STATED TASK ->
Copy down every line where the string "Windows" shows up.

Records excerpted from a collection ->
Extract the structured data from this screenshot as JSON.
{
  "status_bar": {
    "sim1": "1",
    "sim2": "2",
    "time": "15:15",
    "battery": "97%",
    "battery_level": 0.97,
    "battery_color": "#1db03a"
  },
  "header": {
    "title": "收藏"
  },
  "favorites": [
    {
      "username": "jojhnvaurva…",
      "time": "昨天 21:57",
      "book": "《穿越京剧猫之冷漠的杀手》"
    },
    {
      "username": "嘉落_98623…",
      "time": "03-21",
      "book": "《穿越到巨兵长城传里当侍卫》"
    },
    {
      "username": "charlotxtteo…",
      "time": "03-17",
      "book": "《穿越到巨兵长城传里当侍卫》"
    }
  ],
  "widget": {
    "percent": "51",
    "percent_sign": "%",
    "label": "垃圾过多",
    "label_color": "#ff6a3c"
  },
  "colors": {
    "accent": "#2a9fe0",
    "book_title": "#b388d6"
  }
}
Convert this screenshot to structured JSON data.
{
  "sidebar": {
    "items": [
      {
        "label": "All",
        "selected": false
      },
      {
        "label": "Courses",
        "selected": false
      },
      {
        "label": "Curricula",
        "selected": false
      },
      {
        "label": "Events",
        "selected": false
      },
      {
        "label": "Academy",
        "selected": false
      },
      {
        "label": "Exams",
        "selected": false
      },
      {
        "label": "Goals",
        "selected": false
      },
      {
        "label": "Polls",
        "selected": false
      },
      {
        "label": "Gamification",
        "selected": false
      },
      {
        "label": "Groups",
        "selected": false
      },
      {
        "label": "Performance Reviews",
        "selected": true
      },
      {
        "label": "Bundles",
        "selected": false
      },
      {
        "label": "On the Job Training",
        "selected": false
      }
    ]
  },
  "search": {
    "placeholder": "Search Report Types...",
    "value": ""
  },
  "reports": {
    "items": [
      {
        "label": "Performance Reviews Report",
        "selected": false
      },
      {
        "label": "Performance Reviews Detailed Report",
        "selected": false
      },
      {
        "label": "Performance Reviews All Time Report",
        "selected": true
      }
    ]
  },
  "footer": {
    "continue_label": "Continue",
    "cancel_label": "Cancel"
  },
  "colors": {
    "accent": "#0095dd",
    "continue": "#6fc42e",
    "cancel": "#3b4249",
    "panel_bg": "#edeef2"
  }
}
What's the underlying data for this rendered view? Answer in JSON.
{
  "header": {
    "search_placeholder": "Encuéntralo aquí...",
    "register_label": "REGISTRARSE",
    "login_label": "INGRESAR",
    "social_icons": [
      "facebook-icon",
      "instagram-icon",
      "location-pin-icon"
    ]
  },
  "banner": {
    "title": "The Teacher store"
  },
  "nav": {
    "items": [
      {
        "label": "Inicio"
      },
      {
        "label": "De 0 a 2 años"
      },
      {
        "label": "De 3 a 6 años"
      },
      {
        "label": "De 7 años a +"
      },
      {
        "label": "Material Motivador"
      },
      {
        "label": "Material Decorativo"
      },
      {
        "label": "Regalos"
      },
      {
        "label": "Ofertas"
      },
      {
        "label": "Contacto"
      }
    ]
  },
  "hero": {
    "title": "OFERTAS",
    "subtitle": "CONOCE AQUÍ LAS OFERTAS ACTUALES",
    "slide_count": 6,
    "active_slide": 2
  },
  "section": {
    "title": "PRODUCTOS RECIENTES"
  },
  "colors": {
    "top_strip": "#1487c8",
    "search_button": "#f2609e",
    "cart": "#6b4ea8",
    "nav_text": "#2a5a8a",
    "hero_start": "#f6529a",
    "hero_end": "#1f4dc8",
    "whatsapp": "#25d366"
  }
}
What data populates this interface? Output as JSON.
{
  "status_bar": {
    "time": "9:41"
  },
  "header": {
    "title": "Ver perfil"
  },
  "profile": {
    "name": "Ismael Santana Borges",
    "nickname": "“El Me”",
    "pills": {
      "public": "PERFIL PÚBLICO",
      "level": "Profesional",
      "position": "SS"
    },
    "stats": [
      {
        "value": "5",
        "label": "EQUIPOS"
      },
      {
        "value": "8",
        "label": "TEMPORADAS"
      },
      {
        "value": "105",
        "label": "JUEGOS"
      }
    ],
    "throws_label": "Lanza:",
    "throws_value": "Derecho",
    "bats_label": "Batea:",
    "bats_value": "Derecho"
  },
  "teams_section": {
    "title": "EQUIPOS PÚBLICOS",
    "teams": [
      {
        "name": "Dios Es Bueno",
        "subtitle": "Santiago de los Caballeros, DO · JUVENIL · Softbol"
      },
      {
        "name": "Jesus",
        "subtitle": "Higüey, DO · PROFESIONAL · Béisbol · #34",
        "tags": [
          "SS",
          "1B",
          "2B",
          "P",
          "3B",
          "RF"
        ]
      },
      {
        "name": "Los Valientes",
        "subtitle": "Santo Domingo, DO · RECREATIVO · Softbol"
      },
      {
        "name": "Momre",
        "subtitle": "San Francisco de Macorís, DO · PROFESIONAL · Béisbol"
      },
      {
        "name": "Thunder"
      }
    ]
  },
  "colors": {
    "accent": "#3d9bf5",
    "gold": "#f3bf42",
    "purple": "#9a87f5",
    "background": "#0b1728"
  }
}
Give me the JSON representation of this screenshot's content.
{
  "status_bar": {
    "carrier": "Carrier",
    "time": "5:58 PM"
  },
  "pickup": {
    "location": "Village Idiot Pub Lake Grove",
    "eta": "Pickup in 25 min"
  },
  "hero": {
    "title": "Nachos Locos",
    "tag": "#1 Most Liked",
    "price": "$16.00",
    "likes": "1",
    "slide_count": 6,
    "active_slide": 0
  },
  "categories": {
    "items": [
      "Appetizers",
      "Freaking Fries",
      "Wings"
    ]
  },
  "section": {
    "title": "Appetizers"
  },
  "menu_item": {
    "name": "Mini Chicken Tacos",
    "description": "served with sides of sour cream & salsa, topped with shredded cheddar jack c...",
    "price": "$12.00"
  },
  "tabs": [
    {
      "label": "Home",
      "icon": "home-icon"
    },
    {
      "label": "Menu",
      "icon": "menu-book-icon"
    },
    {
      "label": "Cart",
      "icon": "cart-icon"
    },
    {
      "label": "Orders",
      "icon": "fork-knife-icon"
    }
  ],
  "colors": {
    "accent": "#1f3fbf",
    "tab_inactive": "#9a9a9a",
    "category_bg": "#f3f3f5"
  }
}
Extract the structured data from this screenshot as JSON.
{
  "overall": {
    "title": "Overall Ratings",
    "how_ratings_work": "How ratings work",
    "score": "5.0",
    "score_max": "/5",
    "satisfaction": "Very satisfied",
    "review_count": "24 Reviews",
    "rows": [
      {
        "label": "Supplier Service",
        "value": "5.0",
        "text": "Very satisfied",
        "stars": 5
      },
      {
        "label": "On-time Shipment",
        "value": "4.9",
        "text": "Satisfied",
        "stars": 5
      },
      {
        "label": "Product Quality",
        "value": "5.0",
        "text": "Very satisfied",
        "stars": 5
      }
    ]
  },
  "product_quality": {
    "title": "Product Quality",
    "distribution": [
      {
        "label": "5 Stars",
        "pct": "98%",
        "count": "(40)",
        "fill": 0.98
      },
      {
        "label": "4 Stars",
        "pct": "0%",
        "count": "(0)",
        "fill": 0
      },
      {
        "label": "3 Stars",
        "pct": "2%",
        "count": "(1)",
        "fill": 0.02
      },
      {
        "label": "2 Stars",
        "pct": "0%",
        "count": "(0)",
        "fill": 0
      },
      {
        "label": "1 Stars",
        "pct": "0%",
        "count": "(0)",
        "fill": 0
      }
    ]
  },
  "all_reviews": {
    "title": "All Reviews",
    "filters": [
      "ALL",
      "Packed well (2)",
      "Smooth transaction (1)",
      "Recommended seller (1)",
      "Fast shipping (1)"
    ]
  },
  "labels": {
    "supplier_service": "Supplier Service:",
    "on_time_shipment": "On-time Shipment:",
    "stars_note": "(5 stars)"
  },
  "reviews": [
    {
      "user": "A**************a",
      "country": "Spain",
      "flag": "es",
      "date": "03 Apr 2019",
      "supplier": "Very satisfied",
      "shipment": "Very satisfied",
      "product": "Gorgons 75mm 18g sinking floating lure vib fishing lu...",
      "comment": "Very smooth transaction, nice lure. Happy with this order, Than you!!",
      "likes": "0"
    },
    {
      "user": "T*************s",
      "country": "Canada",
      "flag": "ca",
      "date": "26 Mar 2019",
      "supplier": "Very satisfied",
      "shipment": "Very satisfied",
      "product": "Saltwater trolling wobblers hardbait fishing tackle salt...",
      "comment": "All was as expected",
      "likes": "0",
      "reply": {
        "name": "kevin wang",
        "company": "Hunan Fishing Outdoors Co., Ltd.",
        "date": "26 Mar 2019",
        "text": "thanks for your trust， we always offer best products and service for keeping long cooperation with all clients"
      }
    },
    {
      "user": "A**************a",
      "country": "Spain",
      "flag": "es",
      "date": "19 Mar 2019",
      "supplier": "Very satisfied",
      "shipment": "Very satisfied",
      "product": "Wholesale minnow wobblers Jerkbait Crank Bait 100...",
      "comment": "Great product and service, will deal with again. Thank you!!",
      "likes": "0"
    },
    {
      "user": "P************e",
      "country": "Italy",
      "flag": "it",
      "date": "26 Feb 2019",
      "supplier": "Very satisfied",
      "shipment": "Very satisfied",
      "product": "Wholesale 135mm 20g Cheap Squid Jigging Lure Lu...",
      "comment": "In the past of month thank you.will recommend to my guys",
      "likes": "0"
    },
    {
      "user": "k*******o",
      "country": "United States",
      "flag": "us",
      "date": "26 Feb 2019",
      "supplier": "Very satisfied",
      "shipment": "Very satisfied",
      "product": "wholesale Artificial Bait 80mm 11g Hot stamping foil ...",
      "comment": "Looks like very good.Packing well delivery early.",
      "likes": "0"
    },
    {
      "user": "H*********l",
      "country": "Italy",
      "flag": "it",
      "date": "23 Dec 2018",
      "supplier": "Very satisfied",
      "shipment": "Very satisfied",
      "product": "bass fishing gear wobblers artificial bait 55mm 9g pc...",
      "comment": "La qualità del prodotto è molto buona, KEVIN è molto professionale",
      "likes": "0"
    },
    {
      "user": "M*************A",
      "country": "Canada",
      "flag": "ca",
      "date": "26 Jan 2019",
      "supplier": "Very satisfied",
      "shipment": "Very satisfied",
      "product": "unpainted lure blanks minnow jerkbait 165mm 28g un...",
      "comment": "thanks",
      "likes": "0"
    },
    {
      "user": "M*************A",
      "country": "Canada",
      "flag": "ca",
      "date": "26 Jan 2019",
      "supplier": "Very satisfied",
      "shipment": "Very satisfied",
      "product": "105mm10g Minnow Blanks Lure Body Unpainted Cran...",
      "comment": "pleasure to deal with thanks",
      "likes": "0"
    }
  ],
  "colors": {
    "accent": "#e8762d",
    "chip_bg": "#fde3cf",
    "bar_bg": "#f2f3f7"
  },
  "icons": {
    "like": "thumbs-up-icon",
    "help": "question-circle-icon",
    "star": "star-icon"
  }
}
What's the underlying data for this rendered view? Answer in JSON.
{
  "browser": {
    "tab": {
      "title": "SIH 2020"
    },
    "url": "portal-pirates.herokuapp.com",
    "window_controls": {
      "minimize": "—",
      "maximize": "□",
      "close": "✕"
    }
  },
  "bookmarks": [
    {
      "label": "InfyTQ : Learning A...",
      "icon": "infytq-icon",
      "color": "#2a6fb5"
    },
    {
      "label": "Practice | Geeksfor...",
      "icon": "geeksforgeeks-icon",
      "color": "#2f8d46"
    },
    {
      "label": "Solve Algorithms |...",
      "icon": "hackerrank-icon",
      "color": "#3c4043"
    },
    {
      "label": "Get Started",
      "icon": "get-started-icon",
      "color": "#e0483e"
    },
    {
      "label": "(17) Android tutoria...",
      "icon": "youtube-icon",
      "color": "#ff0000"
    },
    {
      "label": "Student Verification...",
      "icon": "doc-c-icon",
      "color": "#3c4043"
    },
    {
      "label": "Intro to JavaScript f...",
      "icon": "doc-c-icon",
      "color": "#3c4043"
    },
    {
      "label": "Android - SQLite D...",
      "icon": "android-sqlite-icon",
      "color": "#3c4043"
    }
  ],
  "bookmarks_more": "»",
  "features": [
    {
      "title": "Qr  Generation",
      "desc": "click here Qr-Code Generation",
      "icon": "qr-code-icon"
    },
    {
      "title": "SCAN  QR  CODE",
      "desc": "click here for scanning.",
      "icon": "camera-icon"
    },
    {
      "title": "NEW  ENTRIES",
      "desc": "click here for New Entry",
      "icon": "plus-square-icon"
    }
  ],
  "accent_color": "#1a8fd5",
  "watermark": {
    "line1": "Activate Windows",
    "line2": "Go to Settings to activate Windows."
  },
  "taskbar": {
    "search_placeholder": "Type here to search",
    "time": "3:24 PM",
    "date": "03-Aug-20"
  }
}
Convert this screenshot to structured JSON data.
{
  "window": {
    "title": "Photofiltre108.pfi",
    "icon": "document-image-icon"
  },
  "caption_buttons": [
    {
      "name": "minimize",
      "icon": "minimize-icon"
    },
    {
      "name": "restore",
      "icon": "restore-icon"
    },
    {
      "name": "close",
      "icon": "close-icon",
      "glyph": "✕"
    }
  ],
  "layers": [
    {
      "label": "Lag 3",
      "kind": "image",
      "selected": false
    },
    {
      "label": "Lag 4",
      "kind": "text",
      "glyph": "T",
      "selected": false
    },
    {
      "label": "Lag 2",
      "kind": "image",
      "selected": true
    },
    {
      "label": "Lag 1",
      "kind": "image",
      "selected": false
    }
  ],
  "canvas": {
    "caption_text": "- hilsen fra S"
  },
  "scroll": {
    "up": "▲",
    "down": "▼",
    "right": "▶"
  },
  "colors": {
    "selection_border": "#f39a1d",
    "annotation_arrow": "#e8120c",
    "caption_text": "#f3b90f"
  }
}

SOLUTION FOR THIS TASK ->
    "line1": "Activate Windows",
    "line2": "Go to Settings to activate Windows."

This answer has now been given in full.